* begin RECORDS FOR PROCESSING *

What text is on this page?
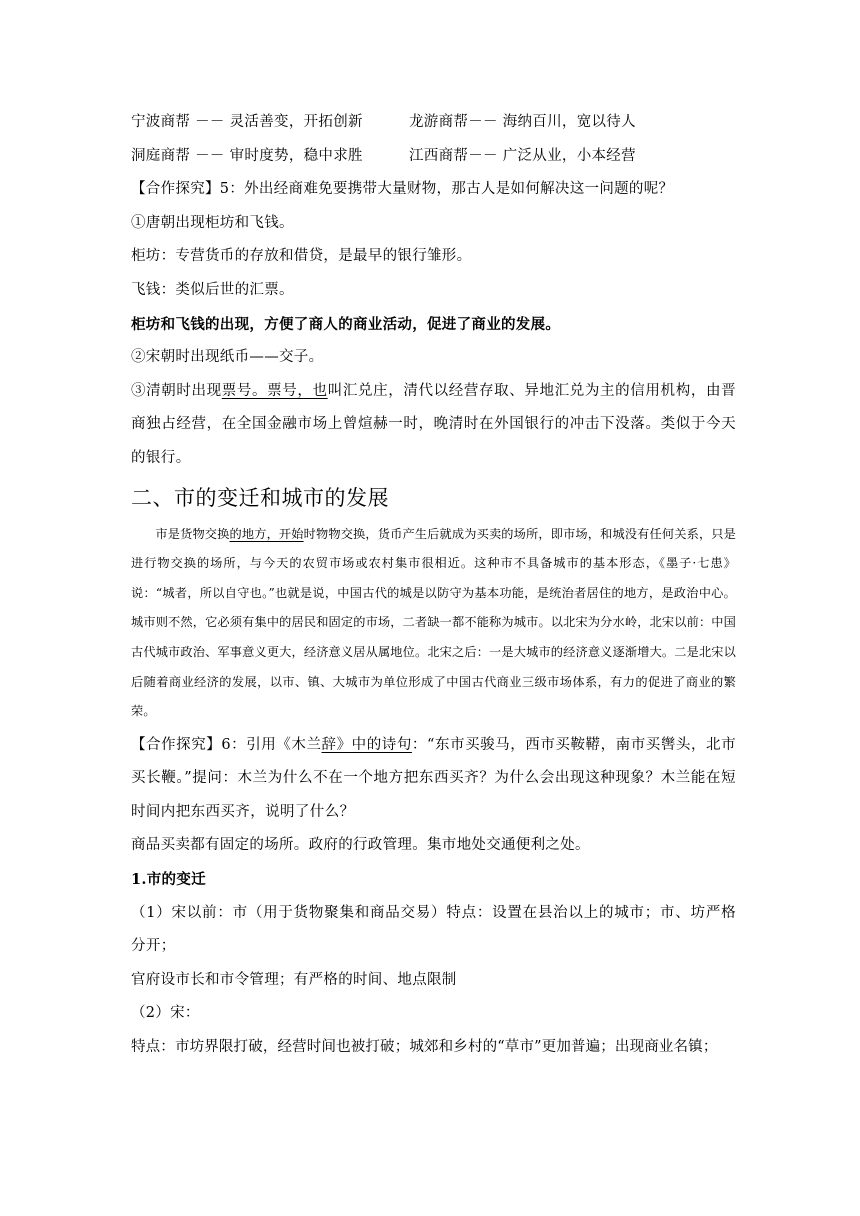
宁波商帮 －－ 灵活善变，开拓创新	龙游商帮－－ 海纳百川，宽以待人
洞庭商帮 －－ 审时度势，稳中求胜	江西商帮－－ 广泛从业，小本经营
【合作探究】5：外出经商难免要携带大量财物，那古人是如何解决这一问题的呢？
①唐朝出现柜坊和飞钱。
柜坊：专营货币的存放和借贷，是最早的银行雏形。
飞钱：类似后世的汇票。
柜坊和飞钱的出现，方便了商人的商业活动，促进了商业的发展。
②宋朝时出现纸币——交子。
③清朝时出现票号。票号，也叫汇兑庄，清代以经营存取、异地汇兑为主的信用机构，由晋商独占经营，在全国金融市场上曾煊赫一时，晚清时在外国银行的冲击下没落。类似于今天的银行。
二、市的变迁和城市的发展
市是货物交换的地方，开始时物物交换，货币产生后就成为买卖的场所，即市场，和城没有任何关系，只是进行物交换的场所，与今天的农贸市场或农村集市很相近。这种市不具备城市的基本形态，《墨子·七患》说：“城者，所以自守也。”也就是说，中国古代的城是以防守为基本功能，是统治者居住的地方，是政治中心。城市则不然，它必须有集中的居民和固定的市场，二者缺一都不能称为城市。以北宋为分水岭，北宋以前：中国古代城市政治、军事意义更大，经济意义居从属地位。北宋之后：一是大城市的经济意义逐渐增大。二是北宋以后随着商业经济的发展，以市、镇、大城市为单位形成了中国古代商业三级市场体系，有力的促进了商业的繁荣。
【合作探究】6：引用《木兰辞》中的诗句：“东市买骏马，西市买鞍鞯，南市买辔头，北市买长鞭。”提问：木兰为什么不在一个地方把东西买齐？为什么会出现这种现象？木兰能在短时间内把东西买齐，说明了什么？
商品买卖都有固定的场所。政府的行政管理。集市地处交通便利之处。
1.市的变迁
（1）宋以前：市（用于货物聚集和商品交易）特点：设置在县治以上的城市；市、坊严格分开；
官府设市长和市令管理；有严格的时间、地点限制
（2）宋：
特点：市坊界限打破，经营时间也被打破；城郊和乡村的“草市”更加普遍；出现商业名镇；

* end RECORDS FOR PROCESSING *

EXERCISE INSTRUCTIONS
Reproduce every entry word for word, but omit the pictures.

RIGHT ANSWER
What text is on this page?
宁波商帮 －－ 灵活善变，开拓创新	龙游商帮－－ 海纳百川，宽以待人
洞庭商帮 －－ 审时度势，稳中求胜	江西商帮－－ 广泛从业，小本经营
【合作探究】5：外出经商难免要携带大量财物，那古人是如何解决这一问题的呢？
①唐朝出现柜坊和飞钱。
柜坊：专营货币的存放和借贷，是最早的银行雏形。
飞钱：类似后世的汇票。
柜坊和飞钱的出现，方便了商人的商业活动，促进了商业的发展。
②宋朝时出现纸币——交子。
③清朝时出现票号。票号，也叫汇兑庄，清代以经营存取、异地汇兑为主的信用机构，由晋商独占经营，在全国金融市场上曾煊赫一时，晚清时在外国银行的冲击下没落。类似于今天的银行。
二、市的变迁和城市的发展
市是货物交换的地方，开始时物物交换，货币产生后就成为买卖的场所，即市场，和城没有任何关系，只是进行物交换的场所，与今天的农贸市场或农村集市很相近。这种市不具备城市的基本形态，《墨子·七患》说：“城者，所以自守也。”也就是说，中国古代的城是以防守为基本功能，是统治者居住的地方，是政治中心。城市则不然，它必须有集中的居民和固定的市场，二者缺一都不能称为城市。以北宋为分水岭，北宋以前：中国古代城市政治、军事意义更大，经济意义居从属地位。北宋之后：一是大城市的经济意义逐渐增大。二是北宋以后随着商业经济的发展，以市、镇、大城市为单位形成了中国古代商业三级市场体系，有力的促进了商业的繁荣。
【合作探究】6：引用《木兰辞》中的诗句：“东市买骏马，西市买鞍鞯，南市买辔头，北市买长鞭。”提问：木兰为什么不在一个地方把东西买齐？为什么会出现这种现象？木兰能在短时间内把东西买齐，说明了什么？
商品买卖都有固定的场所。政府的行政管理。集市地处交通便利之处。
1.市的变迁
（1）宋以前：市（用于货物聚集和商品交易）特点：设置在县治以上的城市；市、坊严格分开；
官府设市长和市令管理；有严格的时间、地点限制
（2）宋：
特点：市坊界限打破，经营时间也被打破；城郊和乡村的“草市”更加普遍；出现商业名镇；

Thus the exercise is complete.